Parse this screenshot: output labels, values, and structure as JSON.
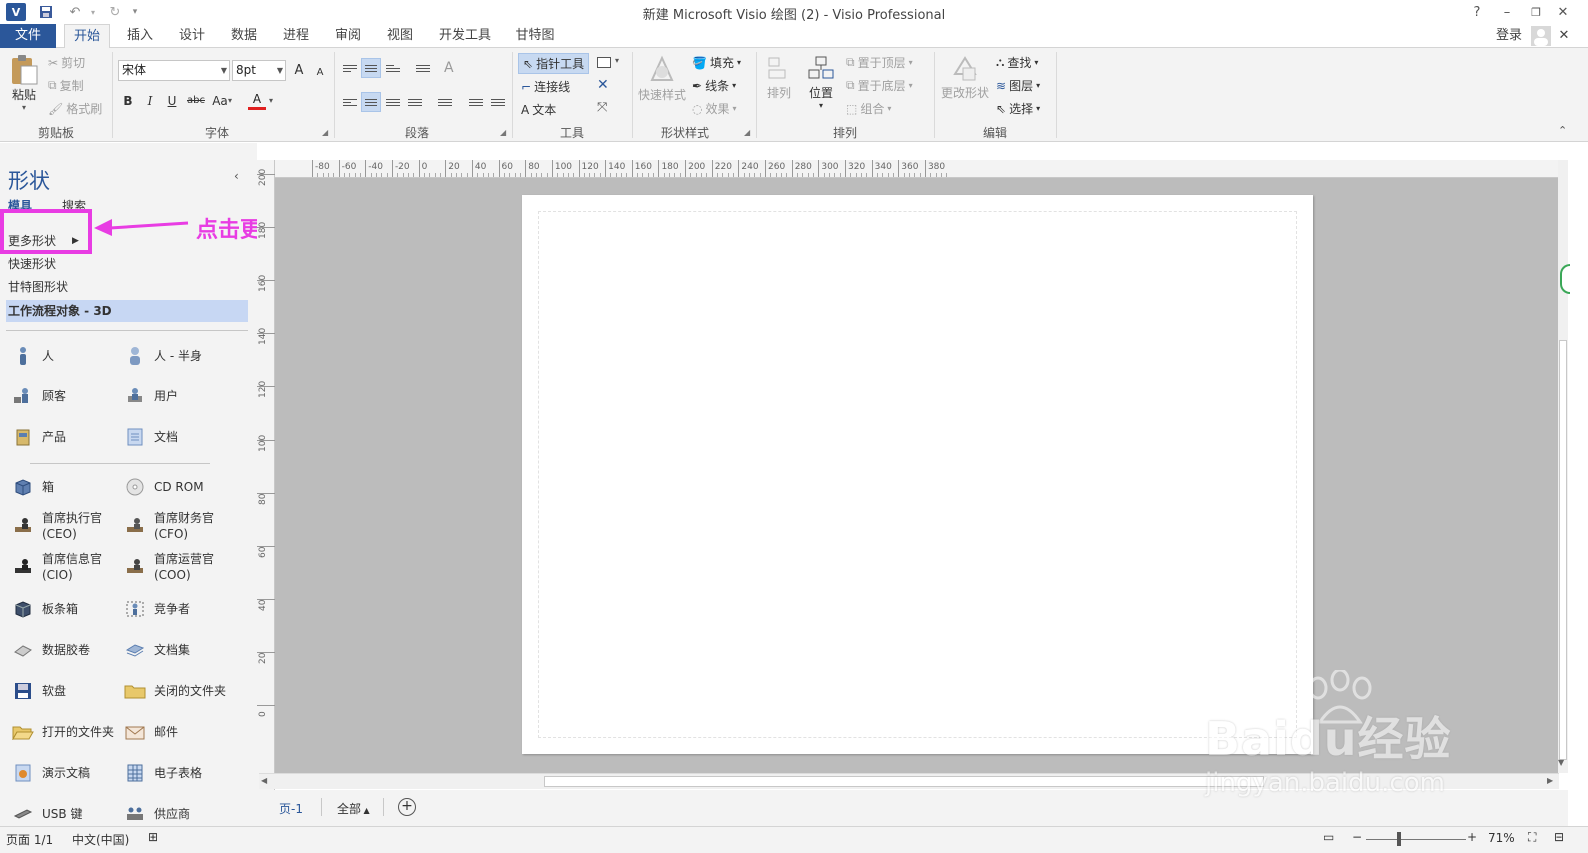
{
  "window": {
    "title": "新建 Microsoft Visio 绘图 (2) - Visio Professional",
    "help": "?",
    "app_icon": "V",
    "signin": "登录"
  },
  "tabs": [
    "文件",
    "开始",
    "插入",
    "设计",
    "数据",
    "进程",
    "审阅",
    "视图",
    "开发工具",
    "甘特图"
  ],
  "ribbon": {
    "clipboard": {
      "paste": "粘贴",
      "cut": "剪切",
      "copy": "复制",
      "format_painter": "格式刷",
      "label": "剪贴板"
    },
    "font": {
      "name": "宋体",
      "size": "8pt",
      "bold": "B",
      "italic": "I",
      "underline": "U",
      "strike": "abc",
      "case": "Aa",
      "color": "A",
      "grow": "A",
      "shrink": "A",
      "label": "字体"
    },
    "paragraph": {
      "label": "段落"
    },
    "tools": {
      "pointer": "指针工具",
      "connector": "连接线",
      "text": "文本",
      "label": "工具"
    },
    "shape_styles": {
      "fill": "填充",
      "line": "线条",
      "effects": "效果",
      "quick_styles": "快速样式",
      "label": "形状样式"
    },
    "arrange": {
      "align": "排列",
      "position": "位置",
      "bring_front": "置于顶层",
      "send_back": "置于底层",
      "group": "组合",
      "label": "排列"
    },
    "editing": {
      "change_shape": "更改形状",
      "find": "查找",
      "layers": "图层",
      "select": "选择",
      "label": "编辑"
    }
  },
  "shapes_panel": {
    "title": "形状",
    "tab_stencils": "模具",
    "tab_search": "搜索",
    "more_shapes": "更多形状",
    "stencils": [
      "快速形状",
      "甘特图形状",
      "工作流程对象 - 3D"
    ],
    "shapes": [
      {
        "name": "人",
        "icon": "person-icon"
      },
      {
        "name": "人 - 半身",
        "icon": "person-half-icon"
      },
      {
        "name": "顾客",
        "icon": "customer-icon"
      },
      {
        "name": "用户",
        "icon": "user-icon"
      },
      {
        "name": "产品",
        "icon": "product-icon"
      },
      {
        "name": "文档",
        "icon": "document-icon"
      },
      {
        "name": "箱",
        "icon": "box-icon"
      },
      {
        "name": "CD ROM",
        "icon": "cd-icon"
      },
      {
        "name": "首席执行官 (CEO)",
        "icon": "ceo-icon"
      },
      {
        "name": "首席财务官 (CFO)",
        "icon": "cfo-icon"
      },
      {
        "name": "首席信息官 (CIO)",
        "icon": "cio-icon"
      },
      {
        "name": "首席运营官 (COO)",
        "icon": "coo-icon"
      },
      {
        "name": "板条箱",
        "icon": "crate-icon"
      },
      {
        "name": "竞争者",
        "icon": "competitor-icon"
      },
      {
        "name": "数据胶卷",
        "icon": "data-tape-icon"
      },
      {
        "name": "文档集",
        "icon": "document-set-icon"
      },
      {
        "name": "软盘",
        "icon": "floppy-icon"
      },
      {
        "name": "关闭的文件夹",
        "icon": "closed-folder-icon"
      },
      {
        "name": "打开的文件夹",
        "icon": "open-folder-icon"
      },
      {
        "name": "邮件",
        "icon": "mail-icon"
      },
      {
        "name": "演示文稿",
        "icon": "presentation-icon"
      },
      {
        "name": "电子表格",
        "icon": "spreadsheet-icon"
      },
      {
        "name": "USB 键",
        "icon": "usb-icon"
      },
      {
        "name": "供应商",
        "icon": "supplier-icon"
      }
    ]
  },
  "hruler_ticks": [
    "-80",
    "-60",
    "-40",
    "-20",
    "0",
    "20",
    "40",
    "60",
    "80",
    "100",
    "120",
    "140",
    "160",
    "180",
    "200",
    "220",
    "240",
    "260",
    "280",
    "300",
    "320",
    "340",
    "360",
    "380"
  ],
  "vruler_ticks": [
    "200",
    "180",
    "160",
    "140",
    "120",
    "100",
    "80",
    "60",
    "40",
    "20",
    "0"
  ],
  "page_tabs": {
    "page": "页-1",
    "all": "全部"
  },
  "status": {
    "page": "页面 1/1",
    "language": "中文(中国)",
    "zoom": "71%"
  },
  "annotation": {
    "text": "点击更多形状"
  },
  "watermark": {
    "brand": "Baidu经验",
    "url": "jingyan.baidu.com"
  },
  "colors": {
    "accent": "#2b579a",
    "annotation": "#e83ce3"
  }
}
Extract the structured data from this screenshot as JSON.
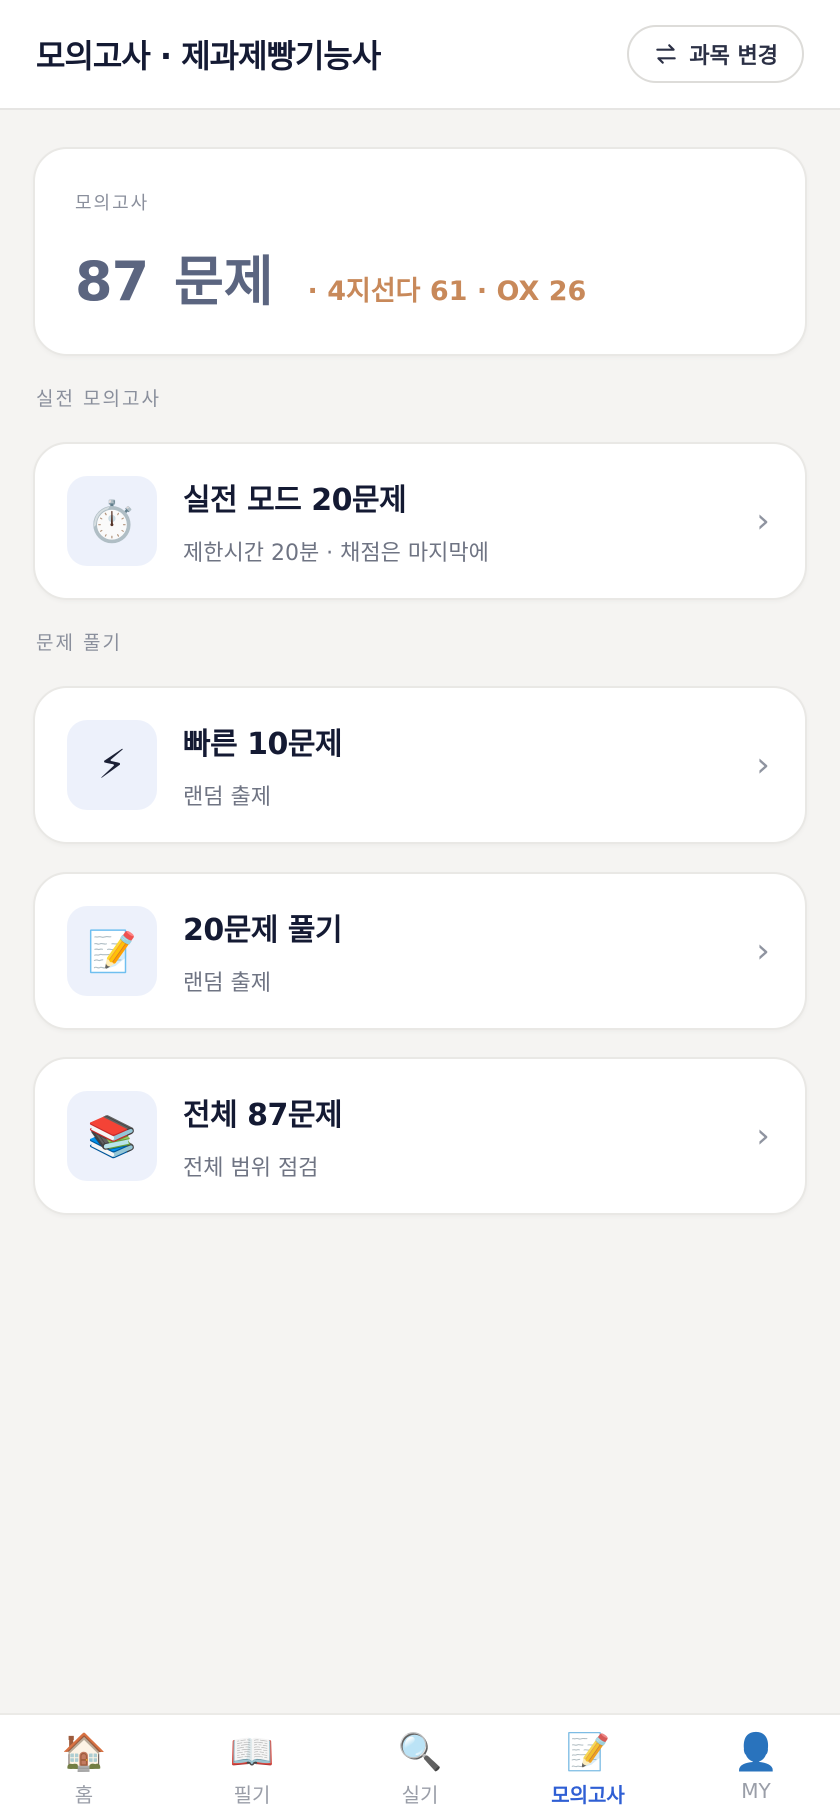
{
  "header": {
    "title": "모의고사 · 제과제빵기능사",
    "change_button": "과목 변경"
  },
  "summary": {
    "label": "모의고사",
    "count": "87",
    "unit": "문제",
    "breakdown": "· 4지선다 61 · OX 26"
  },
  "sections": {
    "practical": "실전 모의고사",
    "practice": "문제 풀기"
  },
  "items": [
    {
      "icon": "stopwatch-icon",
      "glyph": "⏱️",
      "title": "실전 모드 20문제",
      "subtitle": "제한시간 20분 · 채점은 마지막에"
    },
    {
      "icon": "lightning-icon",
      "glyph": "⚡",
      "title": "빠른 10문제",
      "subtitle": "랜덤 출제"
    },
    {
      "icon": "memo-icon",
      "glyph": "📝",
      "title": "20문제 풀기",
      "subtitle": "랜덤 출제"
    },
    {
      "icon": "books-icon",
      "glyph": "📚",
      "title": "전체 87문제",
      "subtitle": "전체 범위 점검"
    }
  ],
  "tabs": [
    {
      "label": "홈",
      "icon": "house-icon",
      "glyph": "🏠",
      "active": false
    },
    {
      "label": "필기",
      "icon": "book-icon",
      "glyph": "📖",
      "active": false
    },
    {
      "label": "실기",
      "icon": "magnifier-icon",
      "glyph": "🔍",
      "active": false
    },
    {
      "label": "모의고사",
      "icon": "memo-icon",
      "glyph": "📝",
      "active": true
    },
    {
      "label": "MY",
      "icon": "user-icon",
      "glyph": "👤",
      "active": false
    }
  ],
  "colors": {
    "accent": "#2f5fd4",
    "breakdown": "#c8895a",
    "count": "#5b6580",
    "background": "#f5f4f2"
  }
}
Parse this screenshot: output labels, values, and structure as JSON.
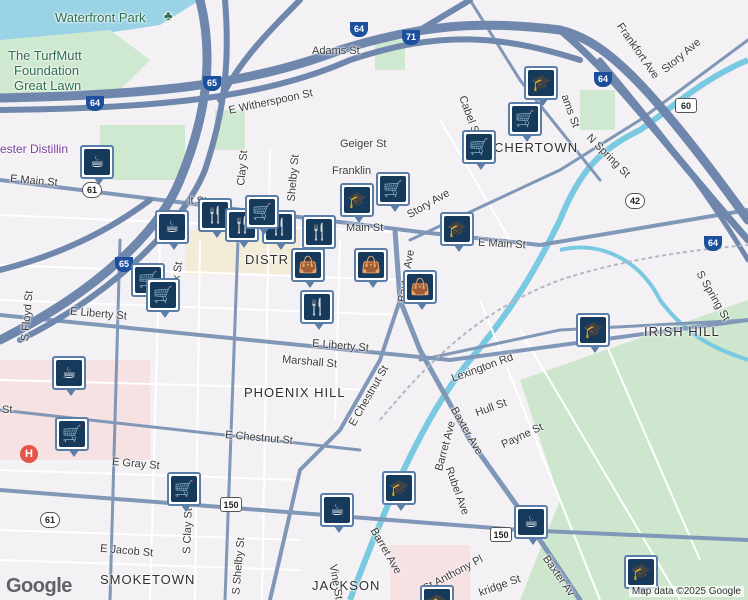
{
  "streets": {
    "e_main_w": "E Main St",
    "e_main_e": "E Main St",
    "main_st_mid": "Main St",
    "e_liberty_w": "E Liberty St",
    "e_liberty_e": "E Liberty St",
    "marshall": "Marshall St",
    "e_chestnut_w": "E Chestnut St",
    "e_chestnut_diag": "E Chestnut St",
    "e_gray": "E Gray St",
    "e_jacob": "E Jacob St",
    "s_clay": "S Clay St",
    "s_shelby": "S Shelby St",
    "s_floyd": "S Floyd St",
    "baxter_ave_n": "Baxter Ave",
    "baxter_ave_s": "Baxter Ave",
    "baxter_ave_se": "Baxter Av",
    "barret_ave": "Barret Ave",
    "barret_ave_s": "Barret Ave",
    "lexington": "Lexington Rd",
    "payne": "Payne St",
    "hull": "Hull St",
    "rubel": "Rubel Ave",
    "story_ave_mid": "Story Ave",
    "story_ave_ne": "Story Ave",
    "frankfort": "Frankfort Ave",
    "n_spring": "N Spring St",
    "s_spring": "S Spring St",
    "geiger": "Geiger St",
    "cabel": "Cabel St",
    "adams": "Adams St",
    "e_witherspoon": "E Witherspoon St",
    "clay_st": "Clay St",
    "shelby_n": "Shelby St",
    "franklin": "Franklin",
    "ck_st": "ck St",
    "st_anthony": "St Anthony Pl",
    "breckinridge": "kridge St",
    "vine": "Vine St",
    "lt_st": "lt St",
    "ams_st": "ams St",
    "st_left": "St"
  },
  "neighborhoods": {
    "butchertown": "BUTCHERTOWN",
    "irish_hill": "IRISH HILL",
    "phoenix_hill": "PHOENIX HILL",
    "smoketown": "SMOKETOWN",
    "jackson": "JACKSON",
    "district": "DISTR"
  },
  "places": {
    "waterfront_park": "Waterfront Park",
    "turfmutt_line1": "The TurfMutt",
    "turfmutt_line2": "Foundation",
    "turfmutt_line3": "Great Lawn",
    "distillery": "ester Distillin"
  },
  "shields": {
    "i64_top": "64",
    "i71": "71",
    "i64_ne": "64",
    "i65": "65",
    "i64_west": "64",
    "i65_sw": "65",
    "i64_se": "64",
    "us60": "60",
    "ky42": "42",
    "ky61_w": "61",
    "ky61_s": "61",
    "us150_mid": "150",
    "us150_e": "150"
  },
  "markers": [
    {
      "type": "cafe",
      "icon": "☕"
    },
    {
      "type": "cafe",
      "icon": "☕"
    },
    {
      "type": "shopping-cart",
      "icon": "🛒"
    },
    {
      "type": "shopping-cart",
      "icon": "🛒"
    },
    {
      "type": "restaurant",
      "icon": "🍴"
    },
    {
      "type": "restaurant",
      "icon": "🍴"
    },
    {
      "type": "restaurant",
      "icon": "🍴"
    },
    {
      "type": "shopping-cart",
      "icon": "🛒"
    },
    {
      "type": "school",
      "icon": "🎓"
    },
    {
      "type": "restaurant",
      "icon": "🍴"
    },
    {
      "type": "shopping-bag",
      "icon": "👜"
    },
    {
      "type": "shopping-bag",
      "icon": "👜"
    },
    {
      "type": "shopping-bag",
      "icon": "👜"
    },
    {
      "type": "restaurant",
      "icon": "🍴"
    },
    {
      "type": "school",
      "icon": "🎓"
    },
    {
      "type": "shopping-cart",
      "icon": "🛒"
    },
    {
      "type": "school",
      "icon": "🎓"
    },
    {
      "type": "shopping-cart",
      "icon": "🛒"
    },
    {
      "type": "school",
      "icon": "🎓"
    },
    {
      "type": "cafe",
      "icon": "☕"
    },
    {
      "type": "shopping-cart",
      "icon": "🛒"
    },
    {
      "type": "shopping-cart",
      "icon": "🛒"
    },
    {
      "type": "cafe",
      "icon": "☕"
    },
    {
      "type": "school",
      "icon": "🎓"
    },
    {
      "type": "cafe",
      "icon": "☕"
    },
    {
      "type": "school",
      "icon": "🎓"
    },
    {
      "type": "school",
      "icon": "🎓"
    },
    {
      "type": "shopping-cart",
      "icon": "🛒"
    }
  ],
  "hospital_symbol": "H",
  "attribution": "Map data ©2025 Google",
  "logo": "Google",
  "colors": {
    "background": "#f3f1f4",
    "road": "#8197b8",
    "highway": "#6f87ad",
    "park": "#cde9cf",
    "water": "#79c9e0",
    "marker_fill": "#163a5c",
    "marker_border": "#5a7ea8"
  }
}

:: Directions ::
Reply with one number only: the count of lines in the entries that contain "subtitle".

:: Exercise answer ::
4